(RECORD EXTRACTS)
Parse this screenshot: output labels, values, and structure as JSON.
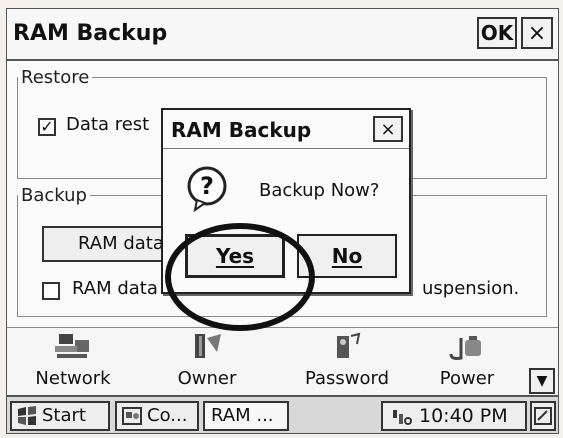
{
  "window": {
    "title": "RAM Backup",
    "ok_label": "OK",
    "close_label": "×"
  },
  "restore": {
    "group_label": "Restore",
    "checkbox_label": "Data rest",
    "checked": true
  },
  "backup": {
    "group_label": "Backup",
    "button_label": "RAM data",
    "checkbox_label": "RAM data",
    "checkbox_tail": "uspension.",
    "checked": false
  },
  "control_panel": {
    "items": [
      {
        "label": "Network",
        "icon": "network-icon"
      },
      {
        "label": "Owner",
        "icon": "owner-icon"
      },
      {
        "label": "Password",
        "icon": "password-icon"
      },
      {
        "label": "Power",
        "icon": "power-icon"
      }
    ],
    "scroll_icon": "chevron-down-icon"
  },
  "taskbar": {
    "start_label": "Start",
    "task1_label": "Co...",
    "task2_label": "RAM ...",
    "clock": "10:40 PM"
  },
  "dialog": {
    "title": "RAM Backup",
    "close_label": "×",
    "message": "Backup Now?",
    "yes_label": "Yes",
    "no_label": "No",
    "icon": "question-icon"
  }
}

(WHAT TO PRODUCE) Of all the lines above, how many contain "icon"? Give the number and nothing more.

(RESULT FOR THIS TASK) 6